[INSTRUCTIONS TO FOLLOW]:
Return only the number of lines that hold "title".

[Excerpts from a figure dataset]
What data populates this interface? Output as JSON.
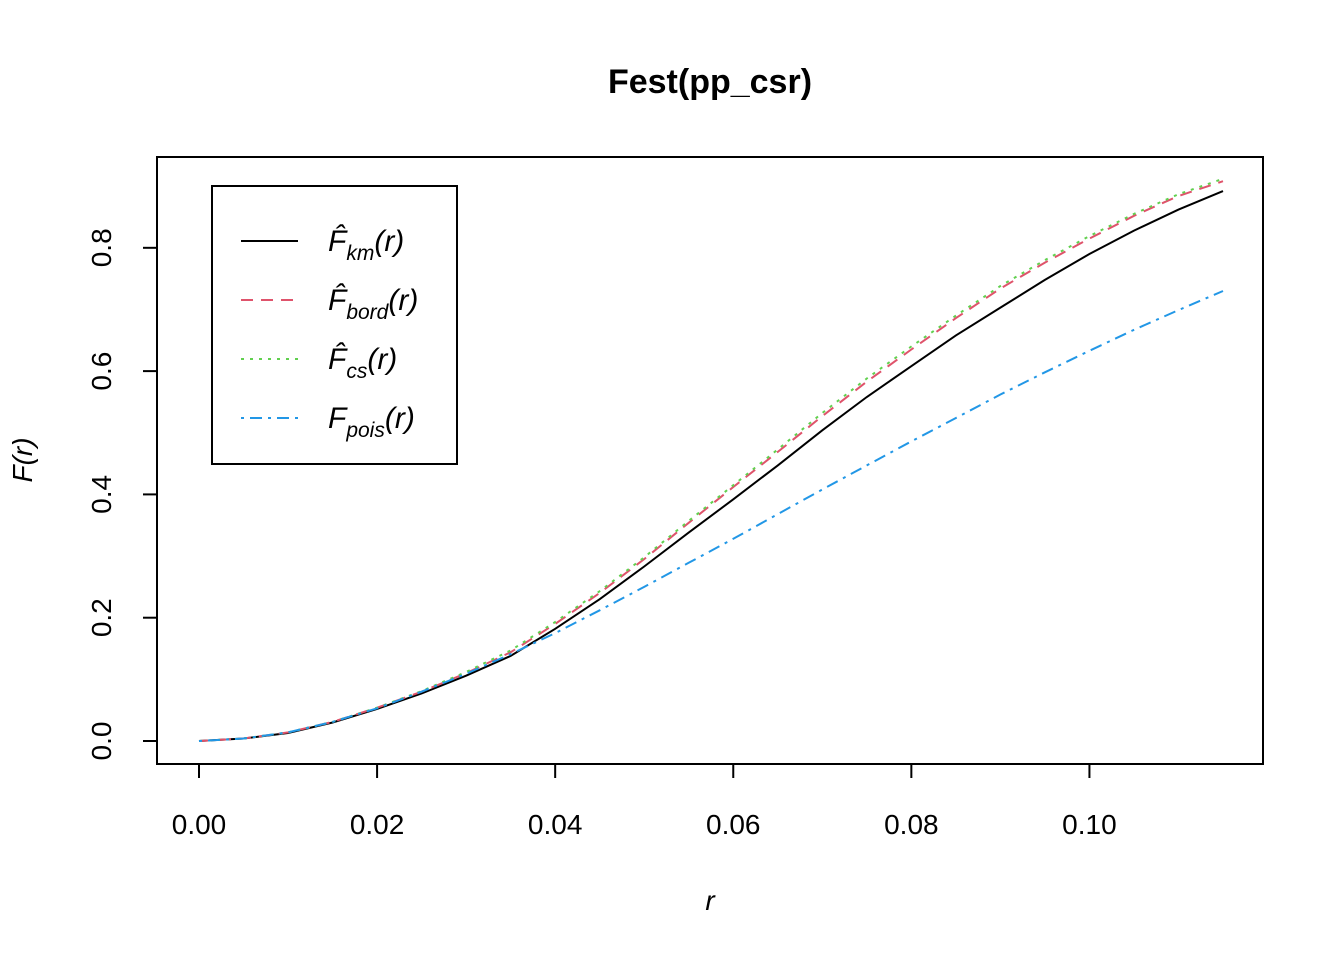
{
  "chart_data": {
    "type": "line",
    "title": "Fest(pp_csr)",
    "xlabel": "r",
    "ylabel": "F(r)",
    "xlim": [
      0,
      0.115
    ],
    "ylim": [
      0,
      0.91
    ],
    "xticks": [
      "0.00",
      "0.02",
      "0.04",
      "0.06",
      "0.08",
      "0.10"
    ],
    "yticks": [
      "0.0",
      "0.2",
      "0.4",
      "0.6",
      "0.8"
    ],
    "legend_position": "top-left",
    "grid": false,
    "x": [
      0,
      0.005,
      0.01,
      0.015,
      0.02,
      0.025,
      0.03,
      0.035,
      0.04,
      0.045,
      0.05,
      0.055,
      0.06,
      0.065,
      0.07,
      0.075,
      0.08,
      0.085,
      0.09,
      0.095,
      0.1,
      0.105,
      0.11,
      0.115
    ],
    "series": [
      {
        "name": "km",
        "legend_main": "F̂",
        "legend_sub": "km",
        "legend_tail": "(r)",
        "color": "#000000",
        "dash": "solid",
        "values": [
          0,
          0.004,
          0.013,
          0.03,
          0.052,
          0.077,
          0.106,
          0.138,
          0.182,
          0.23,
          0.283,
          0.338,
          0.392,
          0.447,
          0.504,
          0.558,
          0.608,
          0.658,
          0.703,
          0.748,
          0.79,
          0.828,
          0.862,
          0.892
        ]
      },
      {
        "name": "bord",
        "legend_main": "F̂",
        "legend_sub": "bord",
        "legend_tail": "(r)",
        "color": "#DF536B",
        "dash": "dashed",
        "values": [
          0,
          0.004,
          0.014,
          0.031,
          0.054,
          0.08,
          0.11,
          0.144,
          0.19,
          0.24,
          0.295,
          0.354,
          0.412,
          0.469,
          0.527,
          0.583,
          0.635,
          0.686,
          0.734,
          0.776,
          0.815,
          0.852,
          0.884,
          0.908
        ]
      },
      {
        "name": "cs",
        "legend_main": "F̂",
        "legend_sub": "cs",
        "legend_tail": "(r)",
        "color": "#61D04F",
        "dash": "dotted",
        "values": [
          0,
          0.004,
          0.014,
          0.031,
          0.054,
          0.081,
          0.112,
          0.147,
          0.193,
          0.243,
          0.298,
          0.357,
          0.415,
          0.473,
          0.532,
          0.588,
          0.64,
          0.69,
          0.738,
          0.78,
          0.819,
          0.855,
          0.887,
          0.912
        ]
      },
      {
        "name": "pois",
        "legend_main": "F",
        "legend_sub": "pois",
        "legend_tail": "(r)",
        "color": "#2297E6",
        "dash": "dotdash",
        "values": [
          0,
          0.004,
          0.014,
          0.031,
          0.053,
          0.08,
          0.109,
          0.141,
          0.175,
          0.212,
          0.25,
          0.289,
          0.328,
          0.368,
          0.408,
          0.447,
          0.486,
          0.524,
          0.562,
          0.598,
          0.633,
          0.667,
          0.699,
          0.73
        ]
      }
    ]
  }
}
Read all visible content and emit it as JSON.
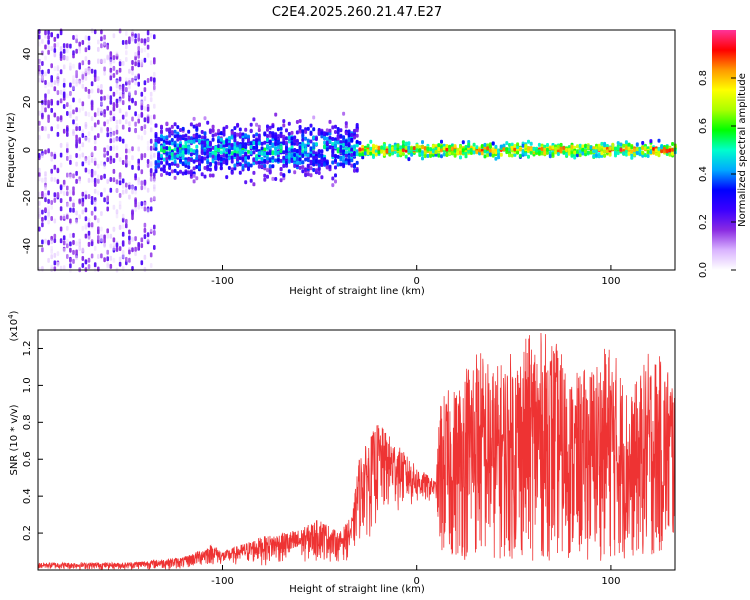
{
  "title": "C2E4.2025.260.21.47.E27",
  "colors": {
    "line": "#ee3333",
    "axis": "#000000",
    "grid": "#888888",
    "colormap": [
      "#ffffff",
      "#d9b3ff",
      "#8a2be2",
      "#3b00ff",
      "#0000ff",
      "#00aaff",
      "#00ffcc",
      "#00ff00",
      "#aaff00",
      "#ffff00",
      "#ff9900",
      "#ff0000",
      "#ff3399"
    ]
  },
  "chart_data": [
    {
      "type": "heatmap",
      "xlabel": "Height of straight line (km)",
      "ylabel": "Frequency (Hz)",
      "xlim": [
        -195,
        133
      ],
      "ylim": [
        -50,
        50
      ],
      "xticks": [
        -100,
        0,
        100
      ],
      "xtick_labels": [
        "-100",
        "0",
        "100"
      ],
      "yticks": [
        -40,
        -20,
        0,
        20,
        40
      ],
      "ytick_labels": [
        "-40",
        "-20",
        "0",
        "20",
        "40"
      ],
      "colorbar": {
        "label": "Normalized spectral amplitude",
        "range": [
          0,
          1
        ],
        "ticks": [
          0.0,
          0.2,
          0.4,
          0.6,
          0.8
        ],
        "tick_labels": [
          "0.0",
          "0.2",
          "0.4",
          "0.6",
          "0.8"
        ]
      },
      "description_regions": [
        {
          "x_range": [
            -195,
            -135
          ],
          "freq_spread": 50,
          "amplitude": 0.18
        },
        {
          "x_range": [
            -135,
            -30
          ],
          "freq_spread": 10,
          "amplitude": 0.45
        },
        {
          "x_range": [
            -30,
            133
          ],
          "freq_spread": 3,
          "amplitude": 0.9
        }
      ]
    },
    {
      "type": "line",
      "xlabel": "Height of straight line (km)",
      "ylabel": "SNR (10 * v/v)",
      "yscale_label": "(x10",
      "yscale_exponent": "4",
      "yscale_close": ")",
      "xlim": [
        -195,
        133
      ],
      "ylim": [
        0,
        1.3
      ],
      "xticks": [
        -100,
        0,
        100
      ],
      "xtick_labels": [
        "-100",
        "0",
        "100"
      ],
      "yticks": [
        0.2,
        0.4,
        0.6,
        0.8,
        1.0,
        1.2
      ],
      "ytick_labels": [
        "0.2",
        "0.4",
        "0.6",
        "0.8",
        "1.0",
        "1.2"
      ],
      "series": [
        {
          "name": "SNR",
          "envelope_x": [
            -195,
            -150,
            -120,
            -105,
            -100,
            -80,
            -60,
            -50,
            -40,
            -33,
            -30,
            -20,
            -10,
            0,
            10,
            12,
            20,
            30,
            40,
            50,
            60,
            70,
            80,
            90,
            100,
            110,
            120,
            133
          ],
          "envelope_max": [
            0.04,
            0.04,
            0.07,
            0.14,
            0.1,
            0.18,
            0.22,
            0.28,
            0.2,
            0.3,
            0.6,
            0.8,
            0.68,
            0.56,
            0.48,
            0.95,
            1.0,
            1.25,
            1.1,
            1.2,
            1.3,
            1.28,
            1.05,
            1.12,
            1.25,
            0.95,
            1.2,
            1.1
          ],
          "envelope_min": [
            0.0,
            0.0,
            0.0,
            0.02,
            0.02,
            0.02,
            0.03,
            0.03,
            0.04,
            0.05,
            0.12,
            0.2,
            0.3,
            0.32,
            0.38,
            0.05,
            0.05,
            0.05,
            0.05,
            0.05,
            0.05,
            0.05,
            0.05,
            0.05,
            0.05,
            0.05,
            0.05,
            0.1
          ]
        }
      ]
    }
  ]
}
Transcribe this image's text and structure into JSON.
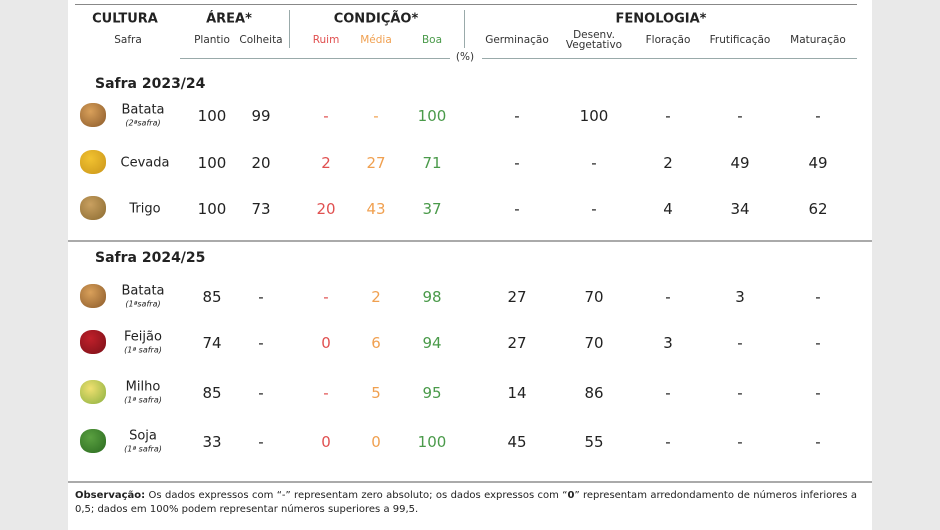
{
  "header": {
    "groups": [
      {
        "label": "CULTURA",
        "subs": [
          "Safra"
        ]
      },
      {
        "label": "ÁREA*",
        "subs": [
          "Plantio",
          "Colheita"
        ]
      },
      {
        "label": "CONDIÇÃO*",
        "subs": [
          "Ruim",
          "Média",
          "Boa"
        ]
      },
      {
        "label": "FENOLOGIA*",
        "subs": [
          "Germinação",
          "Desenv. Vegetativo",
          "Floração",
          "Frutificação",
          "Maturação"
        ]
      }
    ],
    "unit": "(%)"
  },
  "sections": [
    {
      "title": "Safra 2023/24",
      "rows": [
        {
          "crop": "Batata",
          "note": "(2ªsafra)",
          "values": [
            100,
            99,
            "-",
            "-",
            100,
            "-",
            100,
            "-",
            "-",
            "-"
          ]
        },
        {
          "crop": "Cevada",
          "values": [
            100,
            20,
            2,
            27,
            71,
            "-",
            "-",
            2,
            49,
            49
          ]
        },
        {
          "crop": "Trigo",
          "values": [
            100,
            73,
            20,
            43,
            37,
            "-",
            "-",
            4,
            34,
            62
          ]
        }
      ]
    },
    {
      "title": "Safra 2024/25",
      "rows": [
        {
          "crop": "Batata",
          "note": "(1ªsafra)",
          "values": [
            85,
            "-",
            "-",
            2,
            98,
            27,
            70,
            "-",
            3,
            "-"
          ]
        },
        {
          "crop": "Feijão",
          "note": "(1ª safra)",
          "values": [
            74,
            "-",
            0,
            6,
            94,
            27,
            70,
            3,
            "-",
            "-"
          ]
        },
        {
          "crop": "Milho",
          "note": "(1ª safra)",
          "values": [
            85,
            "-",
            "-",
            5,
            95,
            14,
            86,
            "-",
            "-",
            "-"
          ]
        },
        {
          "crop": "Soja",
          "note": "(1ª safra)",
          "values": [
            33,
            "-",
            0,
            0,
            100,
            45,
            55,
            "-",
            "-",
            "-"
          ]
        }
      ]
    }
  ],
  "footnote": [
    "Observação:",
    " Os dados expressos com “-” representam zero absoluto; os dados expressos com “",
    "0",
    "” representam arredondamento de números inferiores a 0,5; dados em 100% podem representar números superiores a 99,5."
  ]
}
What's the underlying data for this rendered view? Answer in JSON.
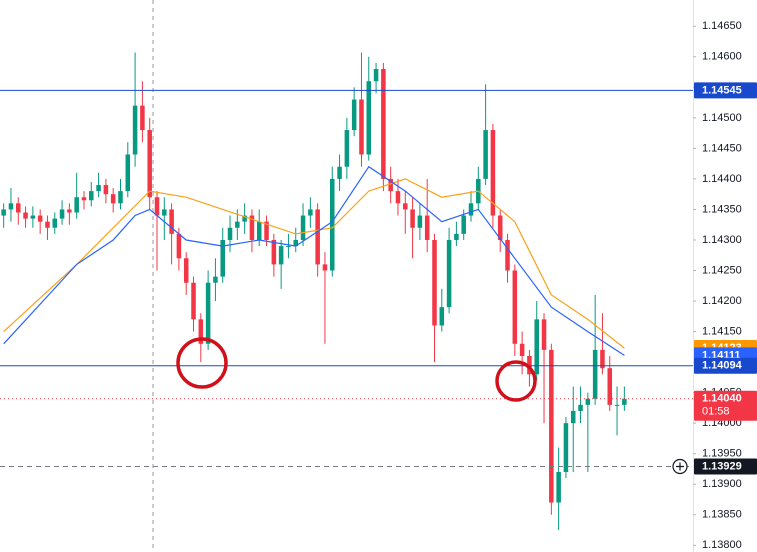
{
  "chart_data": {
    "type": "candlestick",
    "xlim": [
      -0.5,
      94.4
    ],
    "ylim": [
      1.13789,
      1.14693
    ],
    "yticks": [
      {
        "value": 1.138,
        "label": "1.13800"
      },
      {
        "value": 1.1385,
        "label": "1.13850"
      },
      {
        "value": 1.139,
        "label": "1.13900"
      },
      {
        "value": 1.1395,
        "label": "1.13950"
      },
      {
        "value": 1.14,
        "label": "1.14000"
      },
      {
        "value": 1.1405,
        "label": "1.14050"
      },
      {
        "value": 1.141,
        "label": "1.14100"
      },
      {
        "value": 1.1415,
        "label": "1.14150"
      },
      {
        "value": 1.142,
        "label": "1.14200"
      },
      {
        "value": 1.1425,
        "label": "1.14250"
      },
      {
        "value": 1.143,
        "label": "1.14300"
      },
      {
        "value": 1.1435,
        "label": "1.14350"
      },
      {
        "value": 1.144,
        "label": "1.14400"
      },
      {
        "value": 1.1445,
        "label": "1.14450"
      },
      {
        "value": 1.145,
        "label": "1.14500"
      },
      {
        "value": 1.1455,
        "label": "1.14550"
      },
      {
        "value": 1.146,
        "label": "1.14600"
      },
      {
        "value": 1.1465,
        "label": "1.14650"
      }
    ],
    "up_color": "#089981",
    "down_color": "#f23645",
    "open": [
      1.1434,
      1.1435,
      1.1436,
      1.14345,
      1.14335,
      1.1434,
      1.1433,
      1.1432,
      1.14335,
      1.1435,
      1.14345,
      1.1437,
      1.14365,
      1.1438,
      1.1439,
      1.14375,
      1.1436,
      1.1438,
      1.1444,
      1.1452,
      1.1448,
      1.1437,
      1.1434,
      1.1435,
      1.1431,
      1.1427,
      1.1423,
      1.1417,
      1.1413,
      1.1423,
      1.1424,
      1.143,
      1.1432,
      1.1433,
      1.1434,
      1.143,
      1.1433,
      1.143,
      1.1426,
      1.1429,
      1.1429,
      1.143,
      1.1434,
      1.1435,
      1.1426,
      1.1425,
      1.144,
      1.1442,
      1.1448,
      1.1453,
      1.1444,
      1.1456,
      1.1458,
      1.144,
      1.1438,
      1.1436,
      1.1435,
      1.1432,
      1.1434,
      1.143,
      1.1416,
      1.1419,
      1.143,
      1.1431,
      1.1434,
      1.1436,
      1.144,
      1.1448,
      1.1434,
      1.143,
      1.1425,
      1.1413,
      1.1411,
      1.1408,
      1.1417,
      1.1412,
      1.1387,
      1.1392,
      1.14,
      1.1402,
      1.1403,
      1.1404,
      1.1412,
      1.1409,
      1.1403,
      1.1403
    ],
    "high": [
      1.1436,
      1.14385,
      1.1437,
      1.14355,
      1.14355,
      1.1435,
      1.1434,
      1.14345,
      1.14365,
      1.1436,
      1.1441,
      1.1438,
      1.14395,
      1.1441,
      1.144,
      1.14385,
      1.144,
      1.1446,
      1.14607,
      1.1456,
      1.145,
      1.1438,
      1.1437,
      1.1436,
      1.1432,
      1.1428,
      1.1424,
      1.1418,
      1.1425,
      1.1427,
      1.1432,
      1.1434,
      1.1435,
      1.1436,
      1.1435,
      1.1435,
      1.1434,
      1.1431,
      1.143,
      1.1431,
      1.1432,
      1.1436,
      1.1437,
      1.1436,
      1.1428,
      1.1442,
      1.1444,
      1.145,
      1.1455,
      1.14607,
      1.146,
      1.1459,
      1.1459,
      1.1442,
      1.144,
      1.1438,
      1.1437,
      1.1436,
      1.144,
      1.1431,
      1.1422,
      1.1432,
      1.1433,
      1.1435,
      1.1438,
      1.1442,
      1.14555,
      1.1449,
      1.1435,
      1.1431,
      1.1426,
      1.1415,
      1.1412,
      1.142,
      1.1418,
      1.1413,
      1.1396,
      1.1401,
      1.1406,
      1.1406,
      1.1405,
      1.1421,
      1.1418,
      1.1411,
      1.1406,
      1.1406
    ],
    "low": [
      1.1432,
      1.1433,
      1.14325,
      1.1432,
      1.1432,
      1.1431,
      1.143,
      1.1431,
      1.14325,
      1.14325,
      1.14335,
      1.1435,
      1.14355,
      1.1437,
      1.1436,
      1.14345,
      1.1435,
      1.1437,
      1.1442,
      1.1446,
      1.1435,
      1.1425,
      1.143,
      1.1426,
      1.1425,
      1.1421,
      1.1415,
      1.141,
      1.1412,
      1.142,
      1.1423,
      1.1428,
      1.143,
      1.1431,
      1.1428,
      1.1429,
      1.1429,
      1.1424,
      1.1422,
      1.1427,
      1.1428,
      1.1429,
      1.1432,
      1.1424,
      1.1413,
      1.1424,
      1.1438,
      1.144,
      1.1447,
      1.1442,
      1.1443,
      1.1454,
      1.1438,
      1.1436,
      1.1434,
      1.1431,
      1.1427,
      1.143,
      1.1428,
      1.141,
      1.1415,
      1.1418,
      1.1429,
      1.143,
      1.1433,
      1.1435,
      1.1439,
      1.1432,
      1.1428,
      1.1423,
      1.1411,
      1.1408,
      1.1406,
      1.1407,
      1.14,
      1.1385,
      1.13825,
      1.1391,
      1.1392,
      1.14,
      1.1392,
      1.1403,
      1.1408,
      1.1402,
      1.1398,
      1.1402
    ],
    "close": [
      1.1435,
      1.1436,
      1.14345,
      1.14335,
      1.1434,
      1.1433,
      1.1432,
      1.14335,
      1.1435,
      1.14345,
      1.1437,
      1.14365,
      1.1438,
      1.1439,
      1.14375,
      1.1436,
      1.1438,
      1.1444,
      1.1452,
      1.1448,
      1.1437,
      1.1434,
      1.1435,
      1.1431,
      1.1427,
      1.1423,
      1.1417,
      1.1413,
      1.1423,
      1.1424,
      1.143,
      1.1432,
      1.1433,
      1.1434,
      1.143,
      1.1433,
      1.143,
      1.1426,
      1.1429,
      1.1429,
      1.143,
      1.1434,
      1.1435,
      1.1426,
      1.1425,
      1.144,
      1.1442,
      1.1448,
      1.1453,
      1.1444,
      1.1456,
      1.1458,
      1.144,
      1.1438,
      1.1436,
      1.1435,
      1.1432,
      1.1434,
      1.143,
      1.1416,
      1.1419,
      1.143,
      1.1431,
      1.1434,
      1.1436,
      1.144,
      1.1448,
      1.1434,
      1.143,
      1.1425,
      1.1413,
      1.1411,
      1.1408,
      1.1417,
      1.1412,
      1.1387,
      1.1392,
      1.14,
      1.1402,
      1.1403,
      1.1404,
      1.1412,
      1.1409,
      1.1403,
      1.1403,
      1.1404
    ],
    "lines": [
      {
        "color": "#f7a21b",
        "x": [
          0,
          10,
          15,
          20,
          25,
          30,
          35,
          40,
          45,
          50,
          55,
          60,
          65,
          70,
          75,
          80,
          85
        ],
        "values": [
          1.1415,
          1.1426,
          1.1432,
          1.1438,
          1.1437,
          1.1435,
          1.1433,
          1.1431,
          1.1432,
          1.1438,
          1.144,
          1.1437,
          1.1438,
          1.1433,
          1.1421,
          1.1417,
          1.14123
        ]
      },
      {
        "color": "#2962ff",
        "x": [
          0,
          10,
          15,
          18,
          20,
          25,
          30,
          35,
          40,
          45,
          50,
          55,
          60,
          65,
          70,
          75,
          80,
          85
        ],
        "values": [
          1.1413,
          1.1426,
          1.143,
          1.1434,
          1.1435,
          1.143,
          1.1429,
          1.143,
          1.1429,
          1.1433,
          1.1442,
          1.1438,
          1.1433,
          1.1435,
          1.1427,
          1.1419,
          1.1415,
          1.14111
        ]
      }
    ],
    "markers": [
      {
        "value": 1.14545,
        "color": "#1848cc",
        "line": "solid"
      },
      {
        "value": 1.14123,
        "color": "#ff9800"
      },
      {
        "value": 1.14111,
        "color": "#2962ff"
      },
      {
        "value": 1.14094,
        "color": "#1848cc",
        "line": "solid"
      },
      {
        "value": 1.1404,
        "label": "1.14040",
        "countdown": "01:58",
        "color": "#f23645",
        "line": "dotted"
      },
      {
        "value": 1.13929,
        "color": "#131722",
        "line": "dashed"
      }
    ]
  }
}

[SOLUTION]:
4